Estratto del testo:
L’accordo rappresenta indubbiamente un passo importante per la conservazione dell’ambiente marino su scala mondiale. Questo basta affinché la gestione dell’alto mare e delle sue risorse sia efficace? Se consideriamo il panorama legislativo globale, è impossibile non pensare a un altro recente accordo internazionale, il Global Biodiversity Framework, che ha fissato l’ambizioso obiettivo di proteggere il 30% della superficie globale dell’oceano entro il 2030. Tale obiettivo potrebbe essere raggiunto facilmente qualora venissero istituite vaste aree marine protette in alto mare. Tuttavia, se la ‘quantità’ di superficie protetta non fosse proporzionata alla ‘qualità’ della protezione non si tratterebbe di un obiettivo raggiunto con successo.

I benefici ecologici derivanti dalla protezione marina dipendono dall’efficacia con cui vengono applicate una serie di misure volte a far rispettare le norme. Queste misure includono il monitoraggio e il controllo delle attività umane che possono danneggiare l'ambiente marino e le sue risorse, la sorveglianza e l'applicazione delle sanzioni. Tuttavia, controllare le attività umane, incluse le attività illegali, che avvengono in zone estese e remote è molto complesso: l’elevata distanza dalla costa comporta costi proibitivi in termini di logistica e le operazioni di sorveglianza possono richiedere l'utilizzo di navi, aerei e altri mezzi di trasporto specializzati. Le attività di controllo in alto mare possono prevedere l’utilizzo di tecnologie avanzate, come satelliti e droni, che richiedono un'infrastruttura adeguata per essere utilizzate.

Contenuto dei dati:
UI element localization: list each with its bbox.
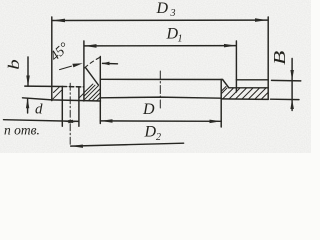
dimension b down arrow: [26, 76, 30, 87]
left rim top line + b extension: [25, 85, 63, 87]
flange axis centerline: [159, 71, 161, 110]
dimension b line upper: [27, 57, 29, 86]
extension line D1 right: [235, 41, 237, 92]
bolt hole left wall: [61, 87, 63, 127]
svg-text:n отв.: n отв.: [4, 123, 40, 138]
dimension D3 line: [52, 19, 267, 21]
svg-text:D: D: [142, 101, 155, 118]
dimension d line with shelf: [4, 120, 79, 122]
right bevel diagonal: [223, 80, 229, 88]
D extension left (below body): [99, 101, 101, 124]
bore left wall: [99, 57, 101, 102]
dimension d left arrow: [62, 120, 73, 123]
B extension bottom: [271, 98, 300, 100]
dimension B line: [291, 59, 293, 111]
dimension B down arrow: [290, 70, 294, 80]
B extension top: [272, 79, 301, 82]
chamfer arrow left-pointing with tail: [103, 62, 118, 64]
chamfer arrow right-pointing: [60, 66, 72, 70]
extension line D3 left / body left edge: [51, 17, 53, 101]
dimension b line lower: [27, 98, 29, 113]
chamfer 45 dashed arc: [85, 57, 100, 68]
extension line D1 left / boss left edge: [83, 41, 85, 101]
bolt hole centerline: [69, 83, 71, 146]
extension line D3 right / body right edge: [267, 17, 269, 99]
dimension D right arrow: [210, 120, 222, 124]
bottom face right: [221, 98, 268, 101]
right rim top line: [236, 79, 268, 81]
dimension B up arrow: [290, 99, 294, 109]
svg-text:b: b: [6, 59, 23, 69]
svg-text:D: D: [144, 124, 157, 141]
svg-text:d: d: [35, 102, 43, 118]
dimension D2 left arrow: [71, 145, 83, 148]
dimension D1 left arrow: [84, 44, 96, 48]
dimension b up arrow: [26, 98, 29, 108]
svg-text:3: 3: [170, 8, 176, 19]
bore right wall / D extension right: [220, 79, 222, 127]
chamfer diagonal: [86, 68, 99, 85]
dimension d right arrow: [68, 120, 79, 123]
top face line: [100, 78, 222, 80]
flange sectional drawing: [0, 0, 311, 153]
svg-text:D: D: [156, 0, 169, 17]
dimension D left arrow: [100, 119, 112, 123]
dimension D3 left arrow: [52, 19, 65, 23]
dimension D1 right arrow: [224, 44, 236, 48]
svg-text:2: 2: [156, 132, 161, 143]
dimension D line: [100, 120, 221, 122]
svg-text:1: 1: [178, 34, 183, 45]
dimension D3 right arrow: [255, 18, 267, 22]
bottom line across bore: [100, 97, 221, 98]
hatch left boss: [84, 84, 100, 101]
bolt hole right wall: [78, 87, 80, 127]
right groove top line: [229, 87, 268, 89]
dimension D1 line: [84, 45, 236, 47]
label D3: [4, 0, 289, 143]
dimension D2 line: [71, 143, 184, 146]
bottom face left + b extension: [23, 98, 101, 101]
hatch left sliver: [53, 87, 84, 99]
hatch right band: [216, 87, 273, 100]
svg-text:B: B: [271, 50, 289, 65]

Richiesta A: Nell'estratto sulla protezione dell'alto mare, quale quota della superficie globale dell'oceano il Global Biodiversity Framework punta a proteggere entro il 2030?
Richiesta B: Prosegui l'estratto sulla protezione dell'alto mare a partire dal punto in cui si ferma.

Risultato atteso A: Il 30% della superficie globale dell'oceano.

Risultato atteso B:
Le convenzioni e gli accordi internazionali che regolamentano le attività che avvengono in alto mare sono un prerequisito fondamentale per la protezione marina, ma il rispetto di questi accordi dipende dalla effettiva cooperazione tra Stati e dalle risorse economiche disponibili per l'attuazione di questi regolamenti. La rotta è quella giusta, non ci resta che mantenerla.


Per approfondire

Large marine protected areas – advantages and challenges of going big

Viewpoint – Is the race for remote, very large marine protected areas (VLMPAs) taking us down the wrong track?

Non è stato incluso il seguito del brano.